━━━ Provided material

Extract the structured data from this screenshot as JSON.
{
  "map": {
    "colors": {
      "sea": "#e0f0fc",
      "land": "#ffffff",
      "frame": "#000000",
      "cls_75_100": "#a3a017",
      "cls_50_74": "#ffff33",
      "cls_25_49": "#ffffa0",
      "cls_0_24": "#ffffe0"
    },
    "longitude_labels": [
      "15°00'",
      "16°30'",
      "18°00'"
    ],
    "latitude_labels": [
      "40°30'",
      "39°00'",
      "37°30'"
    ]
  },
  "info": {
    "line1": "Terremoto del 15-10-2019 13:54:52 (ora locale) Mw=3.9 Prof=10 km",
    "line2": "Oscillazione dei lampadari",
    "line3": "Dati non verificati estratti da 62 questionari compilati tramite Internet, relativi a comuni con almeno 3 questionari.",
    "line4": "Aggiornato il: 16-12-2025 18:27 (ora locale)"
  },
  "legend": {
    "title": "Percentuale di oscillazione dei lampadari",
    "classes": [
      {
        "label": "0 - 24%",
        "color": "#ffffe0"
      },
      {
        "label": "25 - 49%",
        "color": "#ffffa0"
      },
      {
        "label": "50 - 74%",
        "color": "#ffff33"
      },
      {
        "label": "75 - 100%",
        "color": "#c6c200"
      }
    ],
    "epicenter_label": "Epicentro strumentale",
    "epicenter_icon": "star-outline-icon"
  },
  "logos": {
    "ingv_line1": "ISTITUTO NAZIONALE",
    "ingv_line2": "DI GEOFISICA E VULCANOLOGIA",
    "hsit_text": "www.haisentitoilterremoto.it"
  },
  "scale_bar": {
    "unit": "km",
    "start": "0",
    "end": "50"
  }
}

━━━━━━
━━━ Provided material

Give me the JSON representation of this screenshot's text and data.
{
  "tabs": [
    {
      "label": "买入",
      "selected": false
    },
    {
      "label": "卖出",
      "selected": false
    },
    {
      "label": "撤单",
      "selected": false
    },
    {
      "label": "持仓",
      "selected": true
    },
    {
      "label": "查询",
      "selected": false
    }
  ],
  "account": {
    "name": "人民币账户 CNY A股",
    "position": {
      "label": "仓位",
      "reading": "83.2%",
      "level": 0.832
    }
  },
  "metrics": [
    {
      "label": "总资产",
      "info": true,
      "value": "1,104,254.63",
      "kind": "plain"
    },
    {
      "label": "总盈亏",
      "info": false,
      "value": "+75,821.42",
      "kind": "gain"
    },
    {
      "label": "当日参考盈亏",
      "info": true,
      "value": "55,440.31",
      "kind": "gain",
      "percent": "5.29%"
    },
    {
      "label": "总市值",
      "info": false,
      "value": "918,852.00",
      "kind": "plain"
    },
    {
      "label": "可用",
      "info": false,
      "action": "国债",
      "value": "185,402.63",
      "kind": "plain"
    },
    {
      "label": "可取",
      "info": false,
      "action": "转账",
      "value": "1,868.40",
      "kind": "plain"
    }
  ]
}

━━━━━━

Show each line of the listing that holds the string "this".

Extract the structured data from this screenshot as JSON.
Give me the JSON representation of this screenshot's text and data.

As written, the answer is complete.